Please rename "Марвин" to "Мервин" everywhere in the listing below, leaving everything else as it is. Omit the pictures from your answer.
-- begin Material shown --
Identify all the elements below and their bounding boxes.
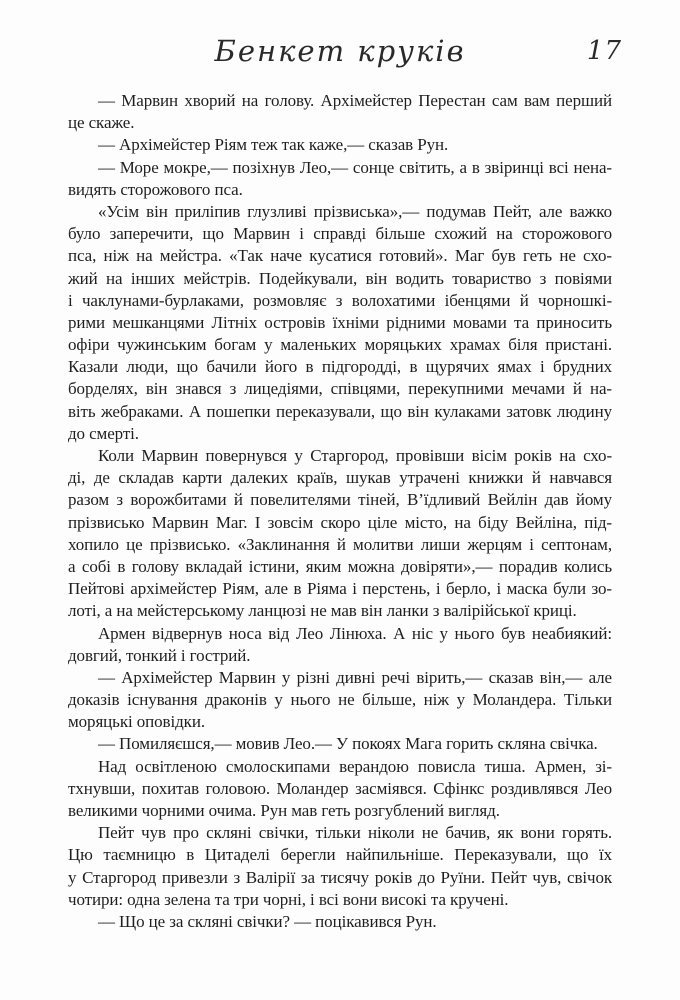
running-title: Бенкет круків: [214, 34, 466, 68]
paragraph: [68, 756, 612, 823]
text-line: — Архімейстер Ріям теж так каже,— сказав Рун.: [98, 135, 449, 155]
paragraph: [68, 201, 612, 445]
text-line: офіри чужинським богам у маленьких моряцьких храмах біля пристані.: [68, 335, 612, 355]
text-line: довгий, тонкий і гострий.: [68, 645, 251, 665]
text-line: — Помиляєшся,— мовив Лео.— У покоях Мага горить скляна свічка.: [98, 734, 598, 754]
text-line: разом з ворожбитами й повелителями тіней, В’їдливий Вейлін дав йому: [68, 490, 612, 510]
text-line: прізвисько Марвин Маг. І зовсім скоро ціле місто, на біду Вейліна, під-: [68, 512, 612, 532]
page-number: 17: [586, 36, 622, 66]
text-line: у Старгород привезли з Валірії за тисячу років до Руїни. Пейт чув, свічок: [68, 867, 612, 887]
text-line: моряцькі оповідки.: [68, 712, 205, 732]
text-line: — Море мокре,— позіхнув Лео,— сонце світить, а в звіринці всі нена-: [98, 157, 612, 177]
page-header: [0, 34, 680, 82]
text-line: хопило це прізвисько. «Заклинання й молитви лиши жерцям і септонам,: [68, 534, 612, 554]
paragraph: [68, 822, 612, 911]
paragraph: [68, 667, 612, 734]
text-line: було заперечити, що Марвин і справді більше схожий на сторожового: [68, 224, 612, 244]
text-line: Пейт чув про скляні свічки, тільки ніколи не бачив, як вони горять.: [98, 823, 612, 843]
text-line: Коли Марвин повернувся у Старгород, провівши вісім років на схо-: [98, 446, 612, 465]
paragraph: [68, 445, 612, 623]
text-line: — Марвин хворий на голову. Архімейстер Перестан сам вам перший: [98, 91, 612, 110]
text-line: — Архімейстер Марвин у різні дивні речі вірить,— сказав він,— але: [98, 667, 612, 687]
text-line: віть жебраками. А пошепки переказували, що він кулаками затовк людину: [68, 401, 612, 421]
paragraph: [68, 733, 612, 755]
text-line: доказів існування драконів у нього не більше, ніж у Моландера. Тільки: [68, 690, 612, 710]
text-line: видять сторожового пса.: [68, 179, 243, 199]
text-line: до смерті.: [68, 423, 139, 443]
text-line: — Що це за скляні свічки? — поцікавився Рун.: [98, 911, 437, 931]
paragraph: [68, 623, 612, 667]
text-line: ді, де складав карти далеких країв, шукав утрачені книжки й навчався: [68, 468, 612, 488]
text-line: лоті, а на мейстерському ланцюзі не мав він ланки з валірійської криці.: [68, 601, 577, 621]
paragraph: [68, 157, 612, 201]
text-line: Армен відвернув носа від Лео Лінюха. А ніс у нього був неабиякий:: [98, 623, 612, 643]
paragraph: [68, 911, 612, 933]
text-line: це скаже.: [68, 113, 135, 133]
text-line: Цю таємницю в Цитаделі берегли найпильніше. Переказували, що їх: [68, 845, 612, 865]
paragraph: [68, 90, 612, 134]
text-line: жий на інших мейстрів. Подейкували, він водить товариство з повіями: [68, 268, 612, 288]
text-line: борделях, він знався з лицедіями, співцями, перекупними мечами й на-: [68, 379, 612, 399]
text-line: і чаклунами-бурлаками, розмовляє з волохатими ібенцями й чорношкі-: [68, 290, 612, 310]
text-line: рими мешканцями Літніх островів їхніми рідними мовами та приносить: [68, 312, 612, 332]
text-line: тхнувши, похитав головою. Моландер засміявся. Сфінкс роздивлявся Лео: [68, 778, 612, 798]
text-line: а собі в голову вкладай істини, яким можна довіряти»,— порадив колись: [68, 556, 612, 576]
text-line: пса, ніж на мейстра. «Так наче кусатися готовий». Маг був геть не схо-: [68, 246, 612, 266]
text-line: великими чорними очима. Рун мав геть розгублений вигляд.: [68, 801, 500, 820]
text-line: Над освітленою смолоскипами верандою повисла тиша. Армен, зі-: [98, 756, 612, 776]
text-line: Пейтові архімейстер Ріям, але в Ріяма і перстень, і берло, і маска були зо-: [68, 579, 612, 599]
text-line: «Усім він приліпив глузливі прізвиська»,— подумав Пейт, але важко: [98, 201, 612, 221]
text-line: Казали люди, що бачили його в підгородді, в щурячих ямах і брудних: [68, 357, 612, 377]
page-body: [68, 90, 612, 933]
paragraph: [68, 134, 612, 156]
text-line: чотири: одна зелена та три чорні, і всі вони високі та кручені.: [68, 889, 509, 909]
-- end Material shown --
▶ _Expected answer_
Identify all the elements below and their bounding boxes.
running-title: Бенкет круків: [214, 34, 466, 68]
paragraph: [68, 756, 612, 823]
text-line: — Архімейстер Ріям теж так каже,— сказав Рун.: [98, 135, 449, 155]
paragraph: [68, 201, 612, 445]
text-line: офіри чужинським богам у маленьких моряцьких храмах біля пристані.: [68, 335, 612, 355]
text-line: довгий, тонкий і гострий.: [68, 645, 251, 665]
text-line: — Помиляєшся,— мовив Лео.— У покоях Мага горить скляна свічка.: [98, 734, 598, 754]
text-line: разом з ворожбитами й повелителями тіней, В’їдливий Вейлін дав йому: [68, 490, 612, 510]
text-line: прізвисько Мервин Маг. І зовсім скоро ціле місто, на біду Вейліна, під-: [68, 512, 612, 532]
page-number: 17: [586, 36, 622, 66]
text-line: у Старгород привезли з Валірії за тисячу років до Руїни. Пейт чув, свічок: [68, 867, 612, 887]
text-line: моряцькі оповідки.: [68, 712, 205, 732]
text-line: — Море мокре,— позіхнув Лео,— сонце світить, а в звіринці всі нена-: [98, 157, 612, 177]
page-header: [0, 34, 680, 82]
text-line: хопило це прізвисько. «Заклинання й молитви лиши жерцям і септонам,: [68, 534, 612, 554]
paragraph: [68, 822, 612, 911]
paragraph: [68, 667, 612, 734]
text-line: було заперечити, що Мервин і справді більше схожий на сторожового: [68, 224, 612, 244]
text-line: Пейт чув про скляні свічки, тільки ніколи не бачив, як вони горять.: [98, 823, 612, 843]
text-line: Коли Мервин повернувся у Старгород, провівши вісім років на схо-: [98, 446, 612, 465]
paragraph: [68, 445, 612, 623]
text-line: — Мервин хворий на голову. Архімейстер Перестан сам вам перший: [98, 91, 612, 110]
text-line: — Архімейстер Мервин у різні дивні речі вірить,— сказав він,— але: [98, 667, 612, 687]
text-line: віть жебраками. А пошепки переказували, що він кулаками затовк людину: [68, 401, 612, 421]
paragraph: [68, 733, 612, 755]
text-line: доказів існування драконів у нього не більше, ніж у Моландера. Тільки: [68, 690, 612, 710]
text-line: видять сторожового пса.: [68, 179, 243, 199]
text-line: до смерті.: [68, 423, 139, 443]
text-line: — Що це за скляні свічки? — поцікавився Рун.: [98, 911, 437, 931]
paragraph: [68, 623, 612, 667]
text-line: ді, де складав карти далеких країв, шукав утрачені книжки й навчався: [68, 468, 612, 488]
text-line: лоті, а на мейстерському ланцюзі не мав він ланки з валірійської криці.: [68, 601, 577, 621]
paragraph: [68, 157, 612, 201]
text-line: Армен відвернув носа від Лео Лінюха. А ніс у нього був неабиякий:: [98, 623, 612, 643]
paragraph: [68, 911, 612, 933]
text-line: це скаже.: [68, 113, 135, 133]
text-line: Цю таємницю в Цитаделі берегли найпильніше. Переказували, що їх: [68, 845, 612, 865]
paragraph: [68, 90, 612, 134]
text-line: жий на інших мейстрів. Подейкували, він водить товариство з повіями: [68, 268, 612, 288]
text-line: борделях, він знався з лицедіями, співцями, перекупними мечами й на-: [68, 379, 612, 399]
text-line: і чаклунами-бурлаками, розмовляє з волохатими ібенцями й чорношкі-: [68, 290, 612, 310]
text-line: рими мешканцями Літніх островів їхніми рідними мовами та приносить: [68, 312, 612, 332]
text-line: тхнувши, похитав головою. Моландер засміявся. Сфінкс роздивлявся Лео: [68, 778, 612, 798]
text-line: а собі в голову вкладай істини, яким можна довіряти»,— порадив колись: [68, 556, 612, 576]
text-line: пса, ніж на мейстра. «Так наче кусатися готовий». Маг був геть не схо-: [68, 246, 612, 266]
text-line: великими чорними очима. Рун мав геть розгублений вигляд.: [68, 801, 500, 820]
text-line: Над освітленою смолоскипами верандою повисла тиша. Армен, зі-: [98, 756, 612, 776]
text-line: Пейтові архімейстер Ріям, але в Ріяма і перстень, і берло, і маска були зо-: [68, 579, 612, 599]
text-line: «Усім він приліпив глузливі прізвиська»,— подумав Пейт, але важко: [98, 201, 612, 221]
text-line: Казали люди, що бачили його в підгородді, в щурячих ямах і брудних: [68, 357, 612, 377]
page-body: [68, 90, 612, 933]
paragraph: [68, 134, 612, 156]
text-line: чотири: одна зелена та три чорні, і всі вони високі та кручені.: [68, 889, 509, 909]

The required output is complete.